(Rows from a figure dataset)
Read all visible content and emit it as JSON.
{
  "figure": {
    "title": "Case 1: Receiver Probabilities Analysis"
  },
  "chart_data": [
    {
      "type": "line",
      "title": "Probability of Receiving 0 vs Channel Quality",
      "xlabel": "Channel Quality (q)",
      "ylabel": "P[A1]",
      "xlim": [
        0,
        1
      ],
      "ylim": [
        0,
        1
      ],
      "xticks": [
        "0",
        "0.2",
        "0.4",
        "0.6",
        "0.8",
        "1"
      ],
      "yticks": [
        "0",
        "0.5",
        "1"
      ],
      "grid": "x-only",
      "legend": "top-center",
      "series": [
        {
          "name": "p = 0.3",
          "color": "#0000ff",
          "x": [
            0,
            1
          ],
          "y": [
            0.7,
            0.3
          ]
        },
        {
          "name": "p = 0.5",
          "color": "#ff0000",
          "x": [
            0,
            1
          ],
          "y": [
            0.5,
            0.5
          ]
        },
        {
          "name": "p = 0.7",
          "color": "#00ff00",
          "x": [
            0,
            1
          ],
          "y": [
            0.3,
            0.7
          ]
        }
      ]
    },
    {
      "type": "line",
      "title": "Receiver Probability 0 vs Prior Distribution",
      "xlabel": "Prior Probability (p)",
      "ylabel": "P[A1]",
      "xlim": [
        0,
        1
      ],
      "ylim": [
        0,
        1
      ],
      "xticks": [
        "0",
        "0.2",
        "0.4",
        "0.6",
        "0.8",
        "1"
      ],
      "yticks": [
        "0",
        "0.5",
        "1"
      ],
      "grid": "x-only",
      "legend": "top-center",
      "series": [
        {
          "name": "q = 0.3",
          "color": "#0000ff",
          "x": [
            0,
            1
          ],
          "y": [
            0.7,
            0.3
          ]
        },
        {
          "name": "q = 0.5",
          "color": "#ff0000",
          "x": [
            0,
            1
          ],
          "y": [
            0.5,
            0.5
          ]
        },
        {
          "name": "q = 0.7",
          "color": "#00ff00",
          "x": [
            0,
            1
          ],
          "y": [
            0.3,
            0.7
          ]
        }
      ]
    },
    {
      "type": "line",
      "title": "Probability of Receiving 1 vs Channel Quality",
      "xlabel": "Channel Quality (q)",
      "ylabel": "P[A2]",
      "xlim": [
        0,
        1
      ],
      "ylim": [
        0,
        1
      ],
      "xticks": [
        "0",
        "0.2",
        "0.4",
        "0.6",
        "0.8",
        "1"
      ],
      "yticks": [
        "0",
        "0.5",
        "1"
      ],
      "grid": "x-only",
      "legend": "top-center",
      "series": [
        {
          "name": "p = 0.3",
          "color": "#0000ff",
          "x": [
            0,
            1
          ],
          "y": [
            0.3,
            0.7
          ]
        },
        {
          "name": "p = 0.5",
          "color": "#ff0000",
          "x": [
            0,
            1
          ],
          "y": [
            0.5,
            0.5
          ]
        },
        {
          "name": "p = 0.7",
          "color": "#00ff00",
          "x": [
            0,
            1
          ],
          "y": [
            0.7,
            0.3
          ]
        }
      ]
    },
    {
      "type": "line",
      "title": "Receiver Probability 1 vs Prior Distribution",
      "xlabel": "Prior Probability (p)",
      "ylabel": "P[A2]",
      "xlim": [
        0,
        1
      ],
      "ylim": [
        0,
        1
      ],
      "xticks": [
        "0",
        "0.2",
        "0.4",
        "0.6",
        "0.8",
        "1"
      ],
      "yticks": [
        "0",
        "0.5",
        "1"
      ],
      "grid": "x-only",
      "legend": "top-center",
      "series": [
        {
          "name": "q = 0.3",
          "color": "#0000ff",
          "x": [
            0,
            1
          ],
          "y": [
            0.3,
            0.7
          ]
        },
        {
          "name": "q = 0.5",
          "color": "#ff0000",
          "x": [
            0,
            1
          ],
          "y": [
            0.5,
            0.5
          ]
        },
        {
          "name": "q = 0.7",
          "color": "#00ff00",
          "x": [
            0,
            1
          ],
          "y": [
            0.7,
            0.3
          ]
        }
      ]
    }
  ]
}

** WRITTEN EXERCISE **
Copy out all of the records above with nothing altered.

** RESPONSE FOR THIS EXERCISE **
Read all visible content and emit it as JSON.
{
  "figure": {
    "title": "Case 1: Receiver Probabilities Analysis"
  },
  "chart_data": [
    {
      "type": "line",
      "title": "Probability of Receiving 0 vs Channel Quality",
      "xlabel": "Channel Quality (q)",
      "ylabel": "P[A1]",
      "xlim": [
        0,
        1
      ],
      "ylim": [
        0,
        1
      ],
      "xticks": [
        "0",
        "0.2",
        "0.4",
        "0.6",
        "0.8",
        "1"
      ],
      "yticks": [
        "0",
        "0.5",
        "1"
      ],
      "grid": "x-only",
      "legend": "top-center",
      "series": [
        {
          "name": "p = 0.3",
          "color": "#0000ff",
          "x": [
            0,
            1
          ],
          "y": [
            0.7,
            0.3
          ]
        },
        {
          "name": "p = 0.5",
          "color": "#ff0000",
          "x": [
            0,
            1
          ],
          "y": [
            0.5,
            0.5
          ]
        },
        {
          "name": "p = 0.7",
          "color": "#00ff00",
          "x": [
            0,
            1
          ],
          "y": [
            0.3,
            0.7
          ]
        }
      ]
    },
    {
      "type": "line",
      "title": "Receiver Probability 0 vs Prior Distribution",
      "xlabel": "Prior Probability (p)",
      "ylabel": "P[A1]",
      "xlim": [
        0,
        1
      ],
      "ylim": [
        0,
        1
      ],
      "xticks": [
        "0",
        "0.2",
        "0.4",
        "0.6",
        "0.8",
        "1"
      ],
      "yticks": [
        "0",
        "0.5",
        "1"
      ],
      "grid": "x-only",
      "legend": "top-center",
      "series": [
        {
          "name": "q = 0.3",
          "color": "#0000ff",
          "x": [
            0,
            1
          ],
          "y": [
            0.7,
            0.3
          ]
        },
        {
          "name": "q = 0.5",
          "color": "#ff0000",
          "x": [
            0,
            1
          ],
          "y": [
            0.5,
            0.5
          ]
        },
        {
          "name": "q = 0.7",
          "color": "#00ff00",
          "x": [
            0,
            1
          ],
          "y": [
            0.3,
            0.7
          ]
        }
      ]
    },
    {
      "type": "line",
      "title": "Probability of Receiving 1 vs Channel Quality",
      "xlabel": "Channel Quality (q)",
      "ylabel": "P[A2]",
      "xlim": [
        0,
        1
      ],
      "ylim": [
        0,
        1
      ],
      "xticks": [
        "0",
        "0.2",
        "0.4",
        "0.6",
        "0.8",
        "1"
      ],
      "yticks": [
        "0",
        "0.5",
        "1"
      ],
      "grid": "x-only",
      "legend": "top-center",
      "series": [
        {
          "name": "p = 0.3",
          "color": "#0000ff",
          "x": [
            0,
            1
          ],
          "y": [
            0.3,
            0.7
          ]
        },
        {
          "name": "p = 0.5",
          "color": "#ff0000",
          "x": [
            0,
            1
          ],
          "y": [
            0.5,
            0.5
          ]
        },
        {
          "name": "p = 0.7",
          "color": "#00ff00",
          "x": [
            0,
            1
          ],
          "y": [
            0.7,
            0.3
          ]
        }
      ]
    },
    {
      "type": "line",
      "title": "Receiver Probability 1 vs Prior Distribution",
      "xlabel": "Prior Probability (p)",
      "ylabel": "P[A2]",
      "xlim": [
        0,
        1
      ],
      "ylim": [
        0,
        1
      ],
      "xticks": [
        "0",
        "0.2",
        "0.4",
        "0.6",
        "0.8",
        "1"
      ],
      "yticks": [
        "0",
        "0.5",
        "1"
      ],
      "grid": "x-only",
      "legend": "top-center",
      "series": [
        {
          "name": "q = 0.3",
          "color": "#0000ff",
          "x": [
            0,
            1
          ],
          "y": [
            0.3,
            0.7
          ]
        },
        {
          "name": "q = 0.5",
          "color": "#ff0000",
          "x": [
            0,
            1
          ],
          "y": [
            0.5,
            0.5
          ]
        },
        {
          "name": "q = 0.7",
          "color": "#00ff00",
          "x": [
            0,
            1
          ],
          "y": [
            0.7,
            0.3
          ]
        }
      ]
    }
  ]
}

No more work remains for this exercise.